Goal |
Look through the data below and report how many lines include "Artola". Only the number should be given.

Provided information |
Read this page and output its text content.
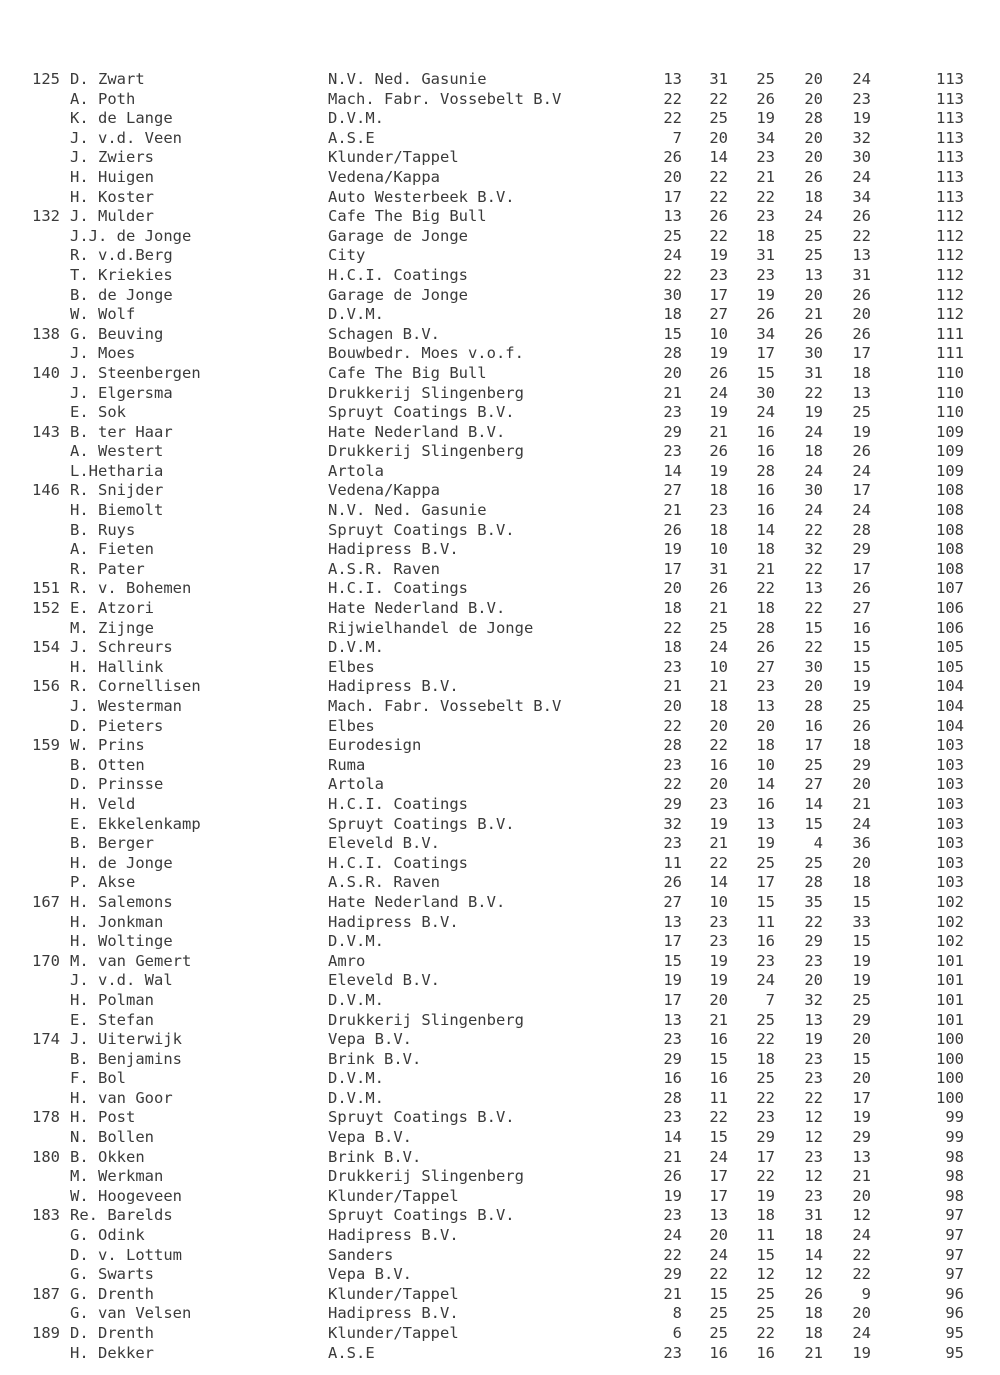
125 D. Zwart	N.V. Ned. Gasunie	13	31	25	20	24	113
A. Poth	Mach. Fabr. Vossebelt B.V	22	22	26	20	23	113
K. de Lange	D.V.M.	22	25	19	28	19	113
J. v.d. Veen	A.S.E	7	20	34	20	32	113
J. Zwiers	Klunder/Tappel	26	14	23	20	30	113
H. Huigen	Vedena/Kappa	20	22	21	26	24	113
H. Koster	Auto Westerbeek B.V.	17	22	22	18	34	113
132 J. Mulder	Cafe The Big Bull	13	26	23	24	26	112
J.J. de Jonge	Garage de Jonge	25	22	18	25	22	112
R. v.d.Berg	City	24	19	31	25	13	112
T. Kriekies	H.C.I. Coatings	22	23	23	13	31	112
B. de Jonge	Garage de Jonge	30	17	19	20	26	112
W. Wolf	D.V.M.	18	27	26	21	20	112
138 G. Beuving	Schagen B.V.	15	10	34	26	26	111
J. Moes	Bouwbedr. Moes v.o.f.	28	19	17	30	17	111
140 J. Steenbergen	Cafe The Big Bull	20	26	15	31	18	110
J. Elgersma	Drukkerij Slingenberg	21	24	30	22	13	110
E. Sok	Spruyt Coatings B.V.	23	19	24	19	25	110
143 B. ter Haar	Hate Nederland B.V.	29	21	16	24	19	109
A. Westert	Drukkerij Slingenberg	23	26	16	18	26	109
L.Hetharia	Artola	14	19	28	24	24	109
146 R. Snijder	Vedena/Kappa	27	18	16	30	17	108
H. Biemolt	N.V. Ned. Gasunie	21	23	16	24	24	108
B. Ruys	Spruyt Coatings B.V.	26	18	14	22	28	108
A. Fieten	Hadipress B.V.	19	10	18	32	29	108
R. Pater	A.S.R. Raven	17	31	21	22	17	108
151 R. v. Bohemen	H.C.I. Coatings	20	26	22	13	26	107
152 E. Atzori	Hate Nederland B.V.	18	21	18	22	27	106
M. Zijnge	Rijwielhandel de Jonge	22	25	28	15	16	106
154 J. Schreurs	D.V.M.	18	24	26	22	15	105
H. Hallink	Elbes	23	10	27	30	15	105
156 R. Cornellisen	Hadipress B.V.	21	21	23	20	19	104
J. Westerman	Mach. Fabr. Vossebelt B.V	20	18	13	28	25	104
D. Pieters	Elbes	22	20	20	16	26	104
159 W. Prins	Eurodesign	28	22	18	17	18	103
B. Otten	Ruma	23	16	10	25	29	103
D. Prinsse	Artola	22	20	14	27	20	103
H. Veld	H.C.I. Coatings	29	23	16	14	21	103
E. Ekkelenkamp	Spruyt Coatings B.V.	32	19	13	15	24	103
B. Berger	Eleveld B.V.	23	21	19	4	36	103
H. de Jonge	H.C.I. Coatings	11	22	25	25	20	103
P. Akse	A.S.R. Raven	26	14	17	28	18	103
167 H. Salemons	Hate Nederland B.V.	27	10	15	35	15	102
H. Jonkman	Hadipress B.V.	13	23	11	22	33	102
H. Woltinge	D.V.M.	17	23	16	29	15	102
170 M. van Gemert	Amro	15	19	23	23	19	101
J. v.d. Wal	Eleveld B.V.	19	19	24	20	19	101
H. Polman	D.V.M.	17	20	7	32	25	101
E. Stefan	Drukkerij Slingenberg	13	21	25	13	29	101
174 J. Uiterwijk	Vepa B.V.	23	16	22	19	20	100
B. Benjamins	Brink B.V.	29	15	18	23	15	100
F. Bol	D.V.M.	16	16	25	23	20	100
H. van Goor	D.V.M.	28	11	22	22	17	100
178 H. Post	Spruyt Coatings B.V.	23	22	23	12	19	99
N. Bollen	Vepa B.V.	14	15	29	12	29	99
180 B. Okken	Brink B.V.	21	24	17	23	13	98
M. Werkman	Drukkerij Slingenberg	26	17	22	12	21	98
W. Hoogeveen	Klunder/Tappel	19	17	19	23	20	98
183 Re. Barelds	Spruyt Coatings B.V.	23	13	18	31	12	97
G. Odink	Hadipress B.V.	24	20	11	18	24	97
D. v. Lottum	Sanders	22	24	15	14	22	97
G. Swarts	Vepa B.V.	29	22	12	12	22	97
187 G. Drenth	Klunder/Tappel	21	15	25	26	9	96
G. van Velsen	Hadipress B.V.	8	25	25	18	20	96
189 D. Drenth	Klunder/Tappel	6	25	22	18	24	95
H. Dekker	A.S.E	23	16	16	21	19	95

Full output |
2